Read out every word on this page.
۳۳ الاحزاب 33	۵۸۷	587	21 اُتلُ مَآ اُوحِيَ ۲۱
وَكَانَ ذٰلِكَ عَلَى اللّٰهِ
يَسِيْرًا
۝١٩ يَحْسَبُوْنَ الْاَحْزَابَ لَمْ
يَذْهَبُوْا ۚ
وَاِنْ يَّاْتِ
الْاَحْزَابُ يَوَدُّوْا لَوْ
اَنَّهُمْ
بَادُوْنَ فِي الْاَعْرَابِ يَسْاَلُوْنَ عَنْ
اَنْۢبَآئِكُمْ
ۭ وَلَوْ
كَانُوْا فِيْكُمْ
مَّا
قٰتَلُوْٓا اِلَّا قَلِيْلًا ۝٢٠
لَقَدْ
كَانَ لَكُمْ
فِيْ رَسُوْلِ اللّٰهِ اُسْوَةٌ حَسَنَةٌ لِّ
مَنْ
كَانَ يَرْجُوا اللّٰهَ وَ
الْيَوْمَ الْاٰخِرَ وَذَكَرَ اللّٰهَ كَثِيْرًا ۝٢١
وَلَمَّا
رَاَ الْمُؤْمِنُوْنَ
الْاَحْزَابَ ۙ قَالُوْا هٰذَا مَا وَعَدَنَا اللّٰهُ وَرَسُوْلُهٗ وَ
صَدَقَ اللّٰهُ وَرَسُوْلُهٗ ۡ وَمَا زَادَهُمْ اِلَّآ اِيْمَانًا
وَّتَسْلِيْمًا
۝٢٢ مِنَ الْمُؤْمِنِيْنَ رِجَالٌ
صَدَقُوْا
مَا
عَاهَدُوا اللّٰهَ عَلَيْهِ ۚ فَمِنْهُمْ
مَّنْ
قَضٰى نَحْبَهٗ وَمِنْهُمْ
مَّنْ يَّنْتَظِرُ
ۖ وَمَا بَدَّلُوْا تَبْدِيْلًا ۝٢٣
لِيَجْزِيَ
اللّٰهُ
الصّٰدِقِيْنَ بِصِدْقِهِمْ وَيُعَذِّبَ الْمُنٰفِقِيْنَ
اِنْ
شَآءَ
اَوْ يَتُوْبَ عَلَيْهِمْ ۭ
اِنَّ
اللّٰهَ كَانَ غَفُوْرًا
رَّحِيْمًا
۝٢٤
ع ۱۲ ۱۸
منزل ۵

Required work: Give all of the entries again, word for word.

Solution for this exercise:
Read out every word on this page.
۳۳ الاحزاب 33	۵۸۷	587	21 اُتلُ مَآ اُوحِيَ ۲۱
وَكَانَ ذٰلِكَ عَلَى اللّٰهِ
يَسِيْرًا
۝١٩ يَحْسَبُوْنَ الْاَحْزَابَ لَمْ
يَذْهَبُوْا ۚ
وَاِنْ يَّاْتِ
الْاَحْزَابُ يَوَدُّوْا لَوْ
اَنَّهُمْ
بَادُوْنَ فِي الْاَعْرَابِ يَسْاَلُوْنَ عَنْ
اَنْۢبَآئِكُمْ
ۭ وَلَوْ
كَانُوْا فِيْكُمْ
مَّا
قٰتَلُوْٓا اِلَّا قَلِيْلًا ۝٢٠
لَقَدْ
كَانَ لَكُمْ
فِيْ رَسُوْلِ اللّٰهِ اُسْوَةٌ حَسَنَةٌ لِّ
مَنْ
كَانَ يَرْجُوا اللّٰهَ وَ
الْيَوْمَ الْاٰخِرَ وَذَكَرَ اللّٰهَ كَثِيْرًا ۝٢١
وَلَمَّا
رَاَ الْمُؤْمِنُوْنَ
الْاَحْزَابَ ۙ قَالُوْا هٰذَا مَا وَعَدَنَا اللّٰهُ وَرَسُوْلُهٗ وَ
صَدَقَ اللّٰهُ وَرَسُوْلُهٗ ۡ وَمَا زَادَهُمْ اِلَّآ اِيْمَانًا
وَّتَسْلِيْمًا
۝٢٢ مِنَ الْمُؤْمِنِيْنَ رِجَالٌ
صَدَقُوْا
مَا
عَاهَدُوا اللّٰهَ عَلَيْهِ ۚ فَمِنْهُمْ
مَّنْ
قَضٰى نَحْبَهٗ وَمِنْهُمْ
مَّنْ يَّنْتَظِرُ
ۖ وَمَا بَدَّلُوْا تَبْدِيْلًا ۝٢٣
لِيَجْزِيَ
اللّٰهُ
الصّٰدِقِيْنَ بِصِدْقِهِمْ وَيُعَذِّبَ الْمُنٰفِقِيْنَ
اِنْ
شَآءَ
اَوْ يَتُوْبَ عَلَيْهِمْ ۭ
اِنَّ
اللّٰهَ كَانَ غَفُوْرًا
رَّحِيْمًا
۝٢٤
ع ۱۲ ۱۸
منزل ۵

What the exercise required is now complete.